ACTION ITEM: As the answer, give every line of the records that includes the word "anvisats".

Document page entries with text
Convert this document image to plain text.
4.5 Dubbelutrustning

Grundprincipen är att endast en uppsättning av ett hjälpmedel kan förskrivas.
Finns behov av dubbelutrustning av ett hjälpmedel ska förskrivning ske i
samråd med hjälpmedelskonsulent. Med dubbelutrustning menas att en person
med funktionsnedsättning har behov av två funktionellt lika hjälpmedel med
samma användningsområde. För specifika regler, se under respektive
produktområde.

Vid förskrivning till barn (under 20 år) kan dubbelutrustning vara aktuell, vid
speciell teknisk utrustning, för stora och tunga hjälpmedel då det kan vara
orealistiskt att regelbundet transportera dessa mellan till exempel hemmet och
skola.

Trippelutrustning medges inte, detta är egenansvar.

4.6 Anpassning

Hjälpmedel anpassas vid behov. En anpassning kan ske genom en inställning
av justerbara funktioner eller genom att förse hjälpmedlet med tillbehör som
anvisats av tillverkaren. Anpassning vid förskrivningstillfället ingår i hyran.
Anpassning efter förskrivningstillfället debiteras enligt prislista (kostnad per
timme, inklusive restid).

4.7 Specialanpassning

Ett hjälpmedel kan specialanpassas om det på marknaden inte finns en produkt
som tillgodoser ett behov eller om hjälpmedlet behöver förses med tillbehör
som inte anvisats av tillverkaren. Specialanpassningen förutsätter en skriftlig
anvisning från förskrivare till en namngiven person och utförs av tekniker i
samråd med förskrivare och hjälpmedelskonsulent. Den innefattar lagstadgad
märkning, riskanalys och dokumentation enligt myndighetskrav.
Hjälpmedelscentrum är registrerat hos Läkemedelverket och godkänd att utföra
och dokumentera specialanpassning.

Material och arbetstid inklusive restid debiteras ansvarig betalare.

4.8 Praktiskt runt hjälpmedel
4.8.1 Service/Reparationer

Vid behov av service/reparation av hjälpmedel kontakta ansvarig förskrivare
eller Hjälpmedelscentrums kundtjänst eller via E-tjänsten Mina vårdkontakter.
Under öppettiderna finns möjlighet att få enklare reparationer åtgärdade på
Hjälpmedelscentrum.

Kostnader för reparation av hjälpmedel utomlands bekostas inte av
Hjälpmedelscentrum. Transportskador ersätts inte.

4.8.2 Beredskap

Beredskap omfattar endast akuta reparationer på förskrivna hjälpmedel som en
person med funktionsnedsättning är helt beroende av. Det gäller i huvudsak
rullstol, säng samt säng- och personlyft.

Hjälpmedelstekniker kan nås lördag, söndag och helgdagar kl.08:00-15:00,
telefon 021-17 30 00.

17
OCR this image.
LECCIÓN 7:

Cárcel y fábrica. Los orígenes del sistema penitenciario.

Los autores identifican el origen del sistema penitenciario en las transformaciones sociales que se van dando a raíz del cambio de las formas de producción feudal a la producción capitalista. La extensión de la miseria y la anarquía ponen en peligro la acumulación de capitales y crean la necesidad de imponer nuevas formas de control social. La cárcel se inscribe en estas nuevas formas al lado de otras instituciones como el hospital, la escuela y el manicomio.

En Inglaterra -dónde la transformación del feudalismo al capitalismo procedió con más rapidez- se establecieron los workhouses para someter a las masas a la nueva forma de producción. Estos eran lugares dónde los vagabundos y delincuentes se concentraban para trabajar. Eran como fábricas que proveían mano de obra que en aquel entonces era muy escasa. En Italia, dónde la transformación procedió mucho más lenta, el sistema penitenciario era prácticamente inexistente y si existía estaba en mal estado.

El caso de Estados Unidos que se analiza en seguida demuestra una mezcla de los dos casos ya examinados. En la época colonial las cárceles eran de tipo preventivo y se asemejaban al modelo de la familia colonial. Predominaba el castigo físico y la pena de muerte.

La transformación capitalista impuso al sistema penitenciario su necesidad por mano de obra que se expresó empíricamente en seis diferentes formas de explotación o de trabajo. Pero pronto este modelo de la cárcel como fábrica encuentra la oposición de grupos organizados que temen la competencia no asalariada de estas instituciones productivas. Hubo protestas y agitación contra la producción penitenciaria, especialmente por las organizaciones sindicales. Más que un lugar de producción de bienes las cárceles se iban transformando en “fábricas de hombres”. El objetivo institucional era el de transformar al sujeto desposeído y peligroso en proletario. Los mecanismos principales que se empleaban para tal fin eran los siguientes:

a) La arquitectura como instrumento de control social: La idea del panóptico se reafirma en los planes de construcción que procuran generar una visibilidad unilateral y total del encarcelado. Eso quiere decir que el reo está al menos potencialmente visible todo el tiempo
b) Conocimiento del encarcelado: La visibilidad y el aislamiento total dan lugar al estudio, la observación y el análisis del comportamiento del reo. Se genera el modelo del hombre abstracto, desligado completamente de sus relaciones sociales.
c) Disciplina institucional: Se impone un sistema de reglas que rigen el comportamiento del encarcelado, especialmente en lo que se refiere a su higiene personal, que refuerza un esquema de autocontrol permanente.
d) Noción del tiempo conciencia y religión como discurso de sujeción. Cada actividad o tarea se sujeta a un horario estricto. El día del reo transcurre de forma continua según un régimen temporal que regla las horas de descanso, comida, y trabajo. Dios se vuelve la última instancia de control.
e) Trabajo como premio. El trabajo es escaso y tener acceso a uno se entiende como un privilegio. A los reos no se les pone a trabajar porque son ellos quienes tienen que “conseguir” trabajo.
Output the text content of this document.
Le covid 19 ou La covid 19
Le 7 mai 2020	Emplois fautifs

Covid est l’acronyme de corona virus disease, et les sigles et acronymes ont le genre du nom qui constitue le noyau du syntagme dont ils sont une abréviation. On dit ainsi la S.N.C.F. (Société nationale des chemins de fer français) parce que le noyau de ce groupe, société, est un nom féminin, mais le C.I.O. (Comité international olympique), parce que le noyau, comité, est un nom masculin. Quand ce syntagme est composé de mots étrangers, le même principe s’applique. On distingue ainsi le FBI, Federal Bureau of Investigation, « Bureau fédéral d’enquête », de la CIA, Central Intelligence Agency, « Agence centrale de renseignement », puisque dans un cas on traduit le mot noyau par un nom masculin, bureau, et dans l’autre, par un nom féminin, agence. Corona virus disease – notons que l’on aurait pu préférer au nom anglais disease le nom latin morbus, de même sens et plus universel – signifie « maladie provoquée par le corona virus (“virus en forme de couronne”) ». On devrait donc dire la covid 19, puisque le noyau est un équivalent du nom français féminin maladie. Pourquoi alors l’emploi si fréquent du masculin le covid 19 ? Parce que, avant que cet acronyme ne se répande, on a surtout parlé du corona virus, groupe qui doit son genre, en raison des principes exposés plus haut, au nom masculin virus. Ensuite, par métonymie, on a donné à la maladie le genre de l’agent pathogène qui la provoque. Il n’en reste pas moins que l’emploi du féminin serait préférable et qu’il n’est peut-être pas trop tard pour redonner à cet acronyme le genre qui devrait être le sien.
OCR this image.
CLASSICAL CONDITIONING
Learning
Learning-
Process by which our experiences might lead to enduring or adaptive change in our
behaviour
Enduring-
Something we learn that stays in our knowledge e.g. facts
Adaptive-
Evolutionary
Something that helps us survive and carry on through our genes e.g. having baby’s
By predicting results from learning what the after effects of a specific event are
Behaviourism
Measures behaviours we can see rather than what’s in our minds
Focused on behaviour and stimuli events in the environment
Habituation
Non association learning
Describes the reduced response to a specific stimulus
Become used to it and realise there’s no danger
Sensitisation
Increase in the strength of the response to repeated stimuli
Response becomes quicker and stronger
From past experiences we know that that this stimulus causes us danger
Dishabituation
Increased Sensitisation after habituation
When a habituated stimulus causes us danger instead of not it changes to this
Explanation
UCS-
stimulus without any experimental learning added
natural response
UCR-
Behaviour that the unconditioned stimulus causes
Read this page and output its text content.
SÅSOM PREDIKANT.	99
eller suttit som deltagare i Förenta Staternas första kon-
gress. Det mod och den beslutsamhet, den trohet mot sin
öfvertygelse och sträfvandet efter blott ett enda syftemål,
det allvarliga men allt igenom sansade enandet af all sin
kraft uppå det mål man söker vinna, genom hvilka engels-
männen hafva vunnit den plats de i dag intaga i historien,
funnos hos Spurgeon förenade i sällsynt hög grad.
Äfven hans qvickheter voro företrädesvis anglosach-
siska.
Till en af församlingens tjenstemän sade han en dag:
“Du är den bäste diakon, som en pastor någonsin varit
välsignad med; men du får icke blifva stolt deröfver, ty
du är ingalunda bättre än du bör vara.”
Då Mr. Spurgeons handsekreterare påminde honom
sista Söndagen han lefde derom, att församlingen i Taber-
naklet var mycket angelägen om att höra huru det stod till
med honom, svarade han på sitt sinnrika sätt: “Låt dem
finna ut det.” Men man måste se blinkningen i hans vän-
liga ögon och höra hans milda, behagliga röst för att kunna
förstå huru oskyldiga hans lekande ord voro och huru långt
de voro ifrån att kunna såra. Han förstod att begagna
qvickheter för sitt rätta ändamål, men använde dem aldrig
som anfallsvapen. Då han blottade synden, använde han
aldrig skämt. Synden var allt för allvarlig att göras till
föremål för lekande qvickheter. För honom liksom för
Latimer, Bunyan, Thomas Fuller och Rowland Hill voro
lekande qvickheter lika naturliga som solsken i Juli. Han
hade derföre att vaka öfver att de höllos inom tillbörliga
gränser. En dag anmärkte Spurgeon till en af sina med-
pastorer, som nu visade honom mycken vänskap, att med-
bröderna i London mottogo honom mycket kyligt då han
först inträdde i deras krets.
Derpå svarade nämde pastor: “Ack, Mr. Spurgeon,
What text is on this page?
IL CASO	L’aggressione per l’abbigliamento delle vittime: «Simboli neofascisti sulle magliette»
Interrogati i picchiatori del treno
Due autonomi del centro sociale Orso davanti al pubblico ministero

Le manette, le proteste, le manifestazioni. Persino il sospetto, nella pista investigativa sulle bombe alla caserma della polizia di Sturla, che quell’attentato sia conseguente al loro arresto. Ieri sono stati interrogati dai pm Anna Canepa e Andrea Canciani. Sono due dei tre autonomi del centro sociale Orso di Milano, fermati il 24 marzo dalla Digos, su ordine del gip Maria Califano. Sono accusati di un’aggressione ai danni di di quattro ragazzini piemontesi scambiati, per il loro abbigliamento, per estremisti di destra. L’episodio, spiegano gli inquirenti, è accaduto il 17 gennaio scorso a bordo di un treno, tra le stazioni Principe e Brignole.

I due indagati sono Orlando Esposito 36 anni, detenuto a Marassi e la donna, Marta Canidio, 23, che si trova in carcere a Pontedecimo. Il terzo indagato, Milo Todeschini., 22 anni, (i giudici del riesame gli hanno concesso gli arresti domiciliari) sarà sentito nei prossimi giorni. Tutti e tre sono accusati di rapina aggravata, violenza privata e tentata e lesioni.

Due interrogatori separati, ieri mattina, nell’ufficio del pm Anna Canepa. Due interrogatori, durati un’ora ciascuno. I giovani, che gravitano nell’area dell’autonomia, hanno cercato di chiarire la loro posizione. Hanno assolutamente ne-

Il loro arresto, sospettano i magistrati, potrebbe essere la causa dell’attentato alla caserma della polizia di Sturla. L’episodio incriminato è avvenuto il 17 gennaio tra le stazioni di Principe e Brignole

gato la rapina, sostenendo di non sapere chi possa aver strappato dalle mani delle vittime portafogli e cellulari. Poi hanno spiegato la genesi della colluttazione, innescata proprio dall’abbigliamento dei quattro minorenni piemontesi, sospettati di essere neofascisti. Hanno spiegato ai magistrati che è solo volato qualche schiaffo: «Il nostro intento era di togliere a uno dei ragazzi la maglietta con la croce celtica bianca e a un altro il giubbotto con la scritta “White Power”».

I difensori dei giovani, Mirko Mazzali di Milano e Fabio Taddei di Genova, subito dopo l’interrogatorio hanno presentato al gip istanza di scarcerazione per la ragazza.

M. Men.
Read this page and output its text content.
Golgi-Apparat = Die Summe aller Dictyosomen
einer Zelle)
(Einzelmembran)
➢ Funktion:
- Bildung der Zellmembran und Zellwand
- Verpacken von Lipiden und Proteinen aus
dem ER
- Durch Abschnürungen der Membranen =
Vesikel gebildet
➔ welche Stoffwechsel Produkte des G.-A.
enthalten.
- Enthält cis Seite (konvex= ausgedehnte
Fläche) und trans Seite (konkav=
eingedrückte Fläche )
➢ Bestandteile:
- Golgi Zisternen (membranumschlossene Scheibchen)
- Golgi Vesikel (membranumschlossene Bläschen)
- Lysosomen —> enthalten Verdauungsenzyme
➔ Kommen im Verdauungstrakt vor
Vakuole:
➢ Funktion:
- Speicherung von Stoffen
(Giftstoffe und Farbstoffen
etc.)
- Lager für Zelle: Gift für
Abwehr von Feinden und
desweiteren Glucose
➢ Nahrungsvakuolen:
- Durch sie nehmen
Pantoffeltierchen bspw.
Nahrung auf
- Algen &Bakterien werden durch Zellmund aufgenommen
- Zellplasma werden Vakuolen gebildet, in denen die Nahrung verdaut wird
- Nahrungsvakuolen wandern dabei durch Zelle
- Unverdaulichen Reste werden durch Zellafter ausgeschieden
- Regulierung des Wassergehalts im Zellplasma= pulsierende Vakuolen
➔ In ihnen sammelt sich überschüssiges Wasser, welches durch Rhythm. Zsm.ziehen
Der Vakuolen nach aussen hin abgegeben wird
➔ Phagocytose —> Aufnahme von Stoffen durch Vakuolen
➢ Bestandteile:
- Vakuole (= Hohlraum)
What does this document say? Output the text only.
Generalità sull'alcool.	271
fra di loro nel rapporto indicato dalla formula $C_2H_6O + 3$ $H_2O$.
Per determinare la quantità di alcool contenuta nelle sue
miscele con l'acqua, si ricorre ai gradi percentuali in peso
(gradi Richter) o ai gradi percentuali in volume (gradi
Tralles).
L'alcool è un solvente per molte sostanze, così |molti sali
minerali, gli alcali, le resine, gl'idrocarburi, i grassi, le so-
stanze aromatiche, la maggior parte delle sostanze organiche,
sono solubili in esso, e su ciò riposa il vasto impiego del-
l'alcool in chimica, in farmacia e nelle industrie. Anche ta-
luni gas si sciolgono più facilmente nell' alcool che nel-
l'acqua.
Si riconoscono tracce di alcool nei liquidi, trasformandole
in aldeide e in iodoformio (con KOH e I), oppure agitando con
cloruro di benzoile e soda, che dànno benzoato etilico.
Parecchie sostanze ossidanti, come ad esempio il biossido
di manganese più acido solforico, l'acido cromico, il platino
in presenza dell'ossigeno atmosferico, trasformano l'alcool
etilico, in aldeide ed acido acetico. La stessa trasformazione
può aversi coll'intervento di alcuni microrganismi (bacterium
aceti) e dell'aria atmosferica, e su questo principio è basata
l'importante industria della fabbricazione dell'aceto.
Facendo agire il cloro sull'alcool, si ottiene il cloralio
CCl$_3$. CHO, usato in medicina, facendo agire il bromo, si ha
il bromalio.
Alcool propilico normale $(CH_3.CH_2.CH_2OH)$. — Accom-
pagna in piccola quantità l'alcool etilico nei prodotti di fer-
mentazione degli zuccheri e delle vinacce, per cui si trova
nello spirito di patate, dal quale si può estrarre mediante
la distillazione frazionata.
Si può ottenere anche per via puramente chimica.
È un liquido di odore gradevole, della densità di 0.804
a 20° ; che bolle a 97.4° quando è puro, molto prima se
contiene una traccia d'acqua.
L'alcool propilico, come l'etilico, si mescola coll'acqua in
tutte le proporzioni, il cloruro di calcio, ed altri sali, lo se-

ANSWER SECTION:
anvisats av tillverkaren. Anpassning vid förskrivningstillfället ingår i hyran.
som inte anvisats av tillverkaren. Specialanpassningen förutsätter en skriftlig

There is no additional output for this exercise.